**YOUR GOAL:** Using the data below, determine the number of lines that include the string "Комментарий". Write only that number.

---- TASK INPUT

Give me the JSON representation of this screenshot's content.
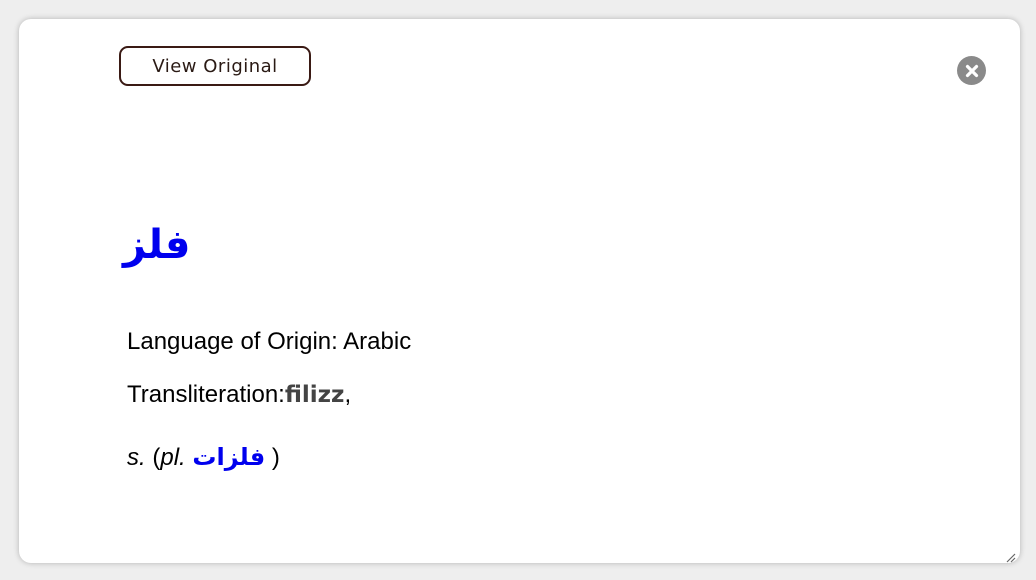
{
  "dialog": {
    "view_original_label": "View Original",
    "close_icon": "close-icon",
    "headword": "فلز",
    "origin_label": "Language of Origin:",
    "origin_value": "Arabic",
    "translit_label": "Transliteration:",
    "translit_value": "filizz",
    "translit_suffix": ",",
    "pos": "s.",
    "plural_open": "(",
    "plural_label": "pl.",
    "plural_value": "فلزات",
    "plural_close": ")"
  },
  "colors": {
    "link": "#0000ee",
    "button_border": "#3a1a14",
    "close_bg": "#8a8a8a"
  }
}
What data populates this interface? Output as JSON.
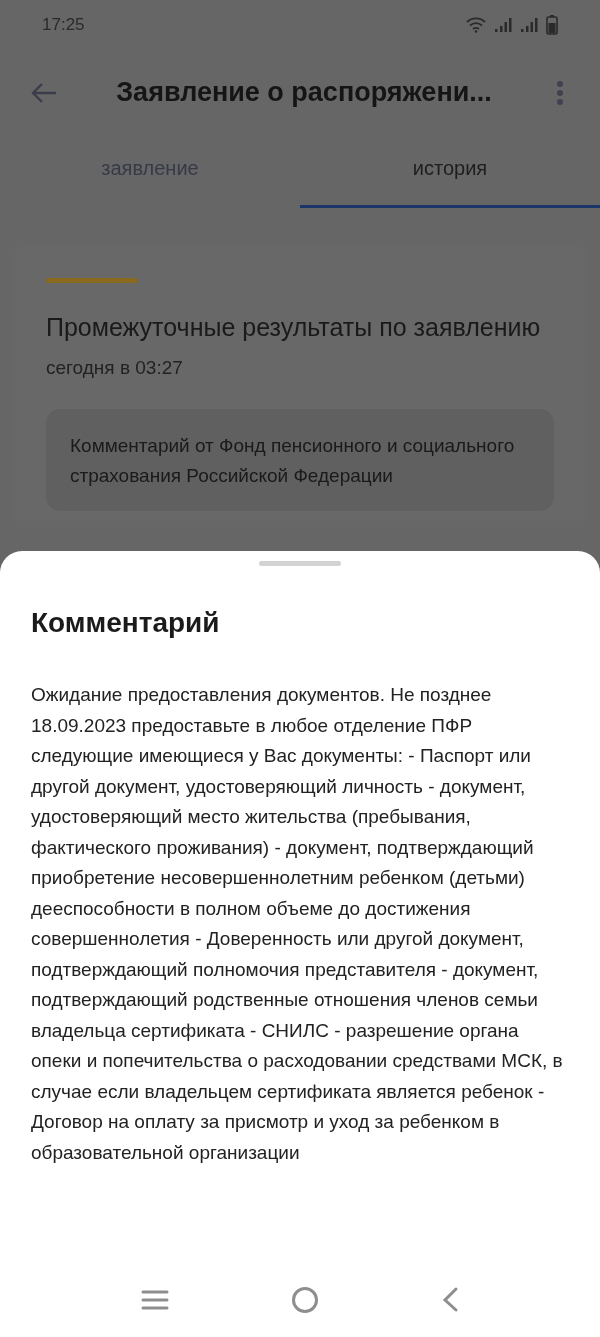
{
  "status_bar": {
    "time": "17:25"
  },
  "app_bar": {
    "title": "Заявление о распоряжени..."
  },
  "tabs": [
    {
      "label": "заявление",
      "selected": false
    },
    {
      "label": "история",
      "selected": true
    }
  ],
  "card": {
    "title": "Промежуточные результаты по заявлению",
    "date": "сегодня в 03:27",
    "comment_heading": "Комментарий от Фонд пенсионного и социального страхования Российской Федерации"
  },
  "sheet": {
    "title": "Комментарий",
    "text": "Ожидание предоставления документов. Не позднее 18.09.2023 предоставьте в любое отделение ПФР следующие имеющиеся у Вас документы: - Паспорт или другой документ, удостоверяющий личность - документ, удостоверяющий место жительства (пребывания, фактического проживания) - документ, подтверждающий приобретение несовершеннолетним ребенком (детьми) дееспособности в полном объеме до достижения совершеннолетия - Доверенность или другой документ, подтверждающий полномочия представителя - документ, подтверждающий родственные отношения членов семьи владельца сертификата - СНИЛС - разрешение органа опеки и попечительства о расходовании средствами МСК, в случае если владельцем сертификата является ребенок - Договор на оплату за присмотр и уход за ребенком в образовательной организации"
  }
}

--------

**FINISHED TASK:** 2